Stated goal —
A verbatim copy of the records is required, with all pictures left out.

☆ ☆ ☆ ☆ ☆ ☆ ☆

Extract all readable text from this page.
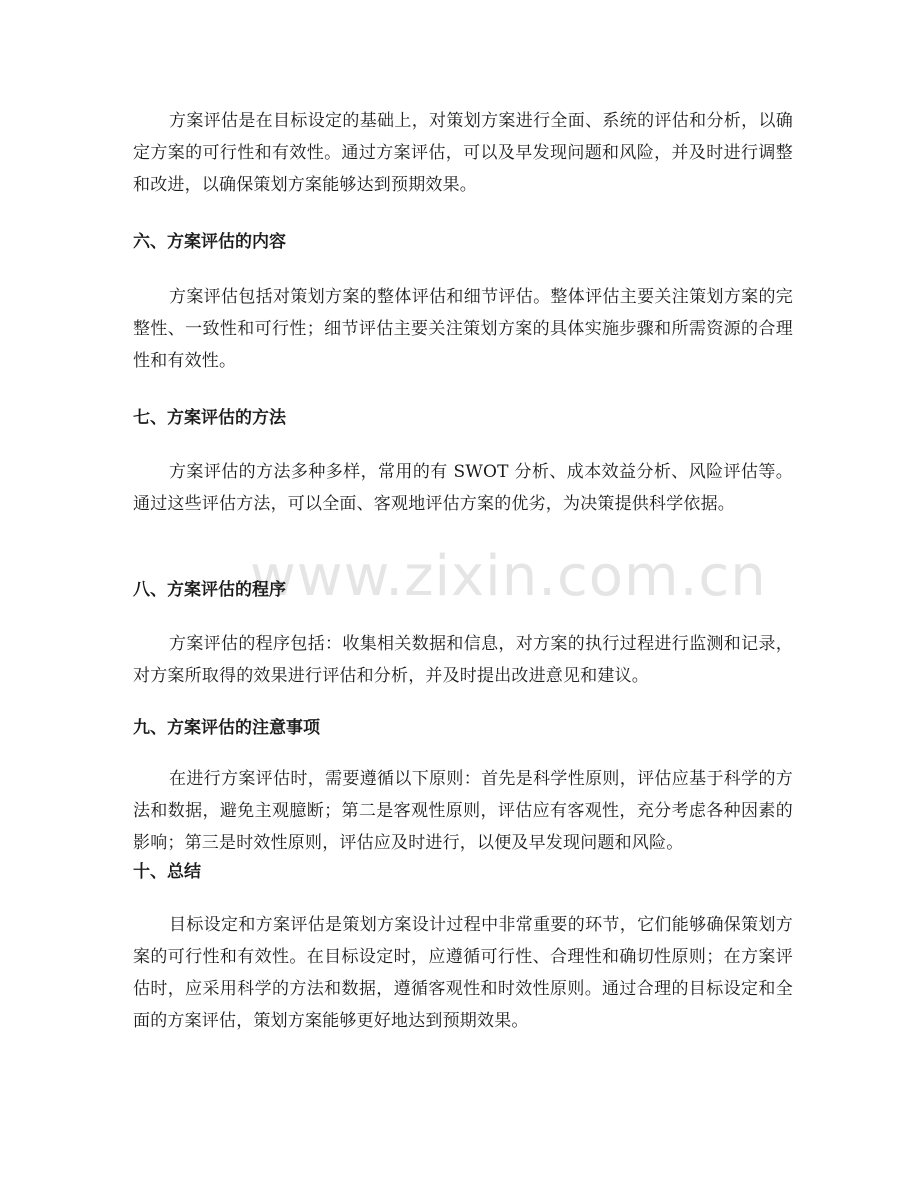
www.zixin.com.cn

方案评估是在目标设定的基础上，对策划方案进行全面、系统的评估和分析，以确定方案的可行性和有效性。通过方案评估，可以及早发现问题和风险，并及时进行调整和改进，以确保策划方案能够达到预期效果。

六、方案评估的内容

方案评估包括对策划方案的整体评估和细节评估。整体评估主要关注策划方案的完整性、一致性和可行性；细节评估主要关注策划方案的具体实施步骤和所需资源的合理性和有效性。

七、方案评估的方法

方案评估的方法多种多样，常用的有 SWOT 分析、成本效益分析、风险评估等。通过这些评估方法，可以全面、客观地评估方案的优劣，为决策提供科学依据。

八、方案评估的程序

方案评估的程序包括：收集相关数据和信息，对方案的执行过程进行监测和记录，对方案所取得的效果进行评估和分析，并及时提出改进意见和建议。

九、方案评估的注意事项

在进行方案评估时，需要遵循以下原则：首先是科学性原则，评估应基于科学的方法和数据，避免主观臆断；第二是客观性原则，评估应有客观性，充分考虑各种因素的影响；第三是时效性原则，评估应及时进行，以便及早发现问题和风险。

十、总结

目标设定和方案评估是策划方案设计过程中非常重要的环节，它们能够确保策划方案的可行性和有效性。在目标设定时，应遵循可行性、合理性和确切性原则；在方案评估时，应采用科学的方法和数据，遵循客观性和时效性原则。通过合理的目标设定和全面的方案评估，策划方案能够更好地达到预期效果。
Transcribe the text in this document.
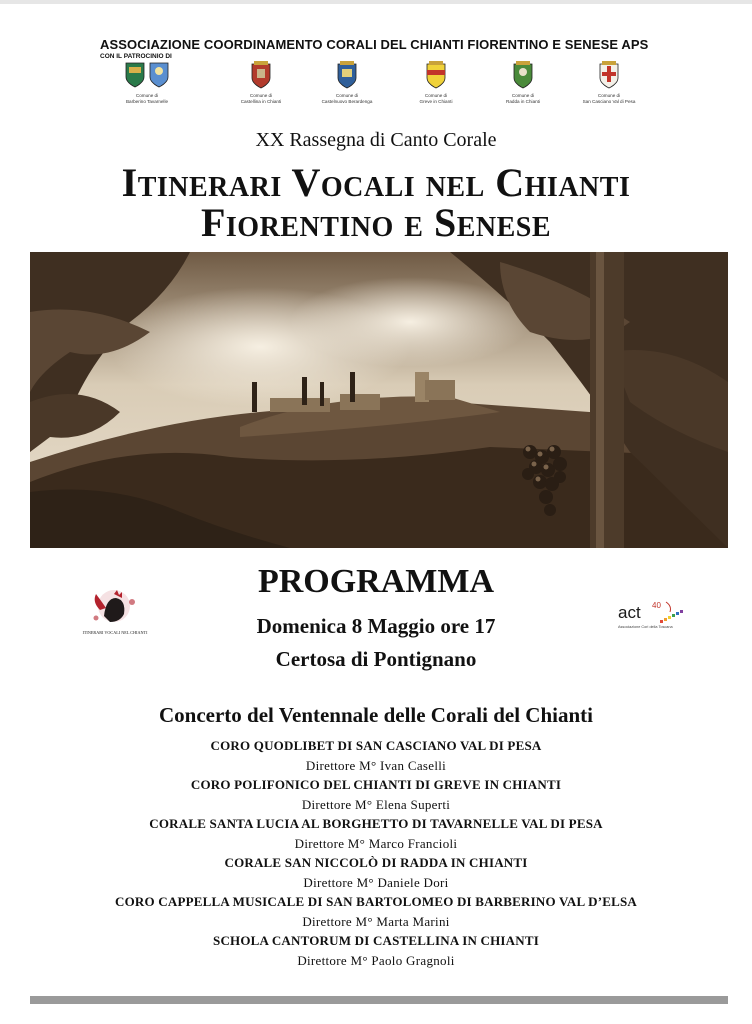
ASSOCIAZIONE COORDINAMENTO CORALI DEL CHIANTI FIORENTINO E SENESE APS
CON IL PATROCINIO DI
Comune di
Barberino Tavarnelle
Comune di
Castellina in Chianti
Comune di
Castelnuovo Berardenga
Comune di
Greve in Chianti
Comune di
Radda in Chianti
Comune di
San Casciano Val di Pesa
XX Rassegna di Canto Corale
Itinerari Vocali nel Chianti
Fiorentino e Senese
ITINERARI VOCALI NEL CHIANTI
act 40
Associazione Cori della Toscana
PROGRAMMA
Domenica 8 Maggio ore 17
Certosa di Pontignano
Concerto del Ventennale delle Corali del Chianti
CORO QUODLIBET DI SAN CASCIANO VAL DI PESA
Direttore M° Ivan Caselli
CORO POLIFONICO DEL CHIANTI DI GREVE IN CHIANTI
Direttore M° Elena Superti
CORALE SANTA LUCIA AL BORGHETTO DI TAVARNELLE VAL DI PESA
Direttore M° Marco Francioli
CORALE SAN NICCOLÒ DI RADDA IN CHIANTI
Direttore M° Daniele Dori
CORO CAPPELLA MUSICALE DI SAN BARTOLOMEO DI BARBERINO VAL D’ELSA
Direttore M° Marta Marini
SCHOLA CANTORUM DI CASTELLINA IN CHIANTI
Direttore M° Paolo Gragnoli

☆ ☆ ☆ ☆ ☆ ☆ ☆

Exercise result —
Extract all readable text from this page.
www.zixin.com.cn

方案评估是在目标设定的基础上，对策划方案进行全面、系统的评估和分析，以确定方案的可行性和有效性。通过方案评估，可以及早发现问题和风险，并及时进行调整和改进，以确保策划方案能够达到预期效果。

六、方案评估的内容

方案评估包括对策划方案的整体评估和细节评估。整体评估主要关注策划方案的完整性、一致性和可行性；细节评估主要关注策划方案的具体实施步骤和所需资源的合理性和有效性。

七、方案评估的方法

方案评估的方法多种多样，常用的有 SWOT 分析、成本效益分析、风险评估等。通过这些评估方法，可以全面、客观地评估方案的优劣，为决策提供科学依据。

八、方案评估的程序

方案评估的程序包括：收集相关数据和信息，对方案的执行过程进行监测和记录，对方案所取得的效果进行评估和分析，并及时提出改进意见和建议。

九、方案评估的注意事项

在进行方案评估时，需要遵循以下原则：首先是科学性原则，评估应基于科学的方法和数据，避免主观臆断；第二是客观性原则，评估应有客观性，充分考虑各种因素的影响；第三是时效性原则，评估应及时进行，以便及早发现问题和风险。

十、总结

目标设定和方案评估是策划方案设计过程中非常重要的环节，它们能够确保策划方案的可行性和有效性。在目标设定时，应遵循可行性、合理性和确切性原则；在方案评估时，应采用科学的方法和数据，遵循客观性和时效性原则。通过合理的目标设定和全面的方案评估，策划方案能够更好地达到预期效果。
Transcribe the text in this document.
ASSOCIAZIONE COORDINAMENTO CORALI DEL CHIANTI FIORENTINO E SENESE APS
CON IL PATROCINIO DI
Comune di
Barberino Tavarnelle
Comune di
Castellina in Chianti
Comune di
Castelnuovo Berardenga
Comune di
Greve in Chianti
Comune di
Radda in Chianti
Comune di
San Casciano Val di Pesa
XX Rassegna di Canto Corale
Itinerari Vocali nel Chianti
Fiorentino e Senese
ITINERARI VOCALI NEL CHIANTI
act 40
Associazione Cori della Toscana
PROGRAMMA
Domenica 8 Maggio ore 17
Certosa di Pontignano
Concerto del Ventennale delle Corali del Chianti
CORO QUODLIBET DI SAN CASCIANO VAL DI PESA
Direttore M° Ivan Caselli
CORO POLIFONICO DEL CHIANTI DI GREVE IN CHIANTI
Direttore M° Elena Superti
CORALE SANTA LUCIA AL BORGHETTO DI TAVARNELLE VAL DI PESA
Direttore M° Marco Francioli
CORALE SAN NICCOLÒ DI RADDA IN CHIANTI
Direttore M° Daniele Dori
CORO CAPPELLA MUSICALE DI SAN BARTOLOMEO DI BARBERINO VAL D’ELSA
Direttore M° Marta Marini
SCHOLA CANTORUM DI CASTELLINA IN CHIANTI
Direttore M° Paolo Gragnoli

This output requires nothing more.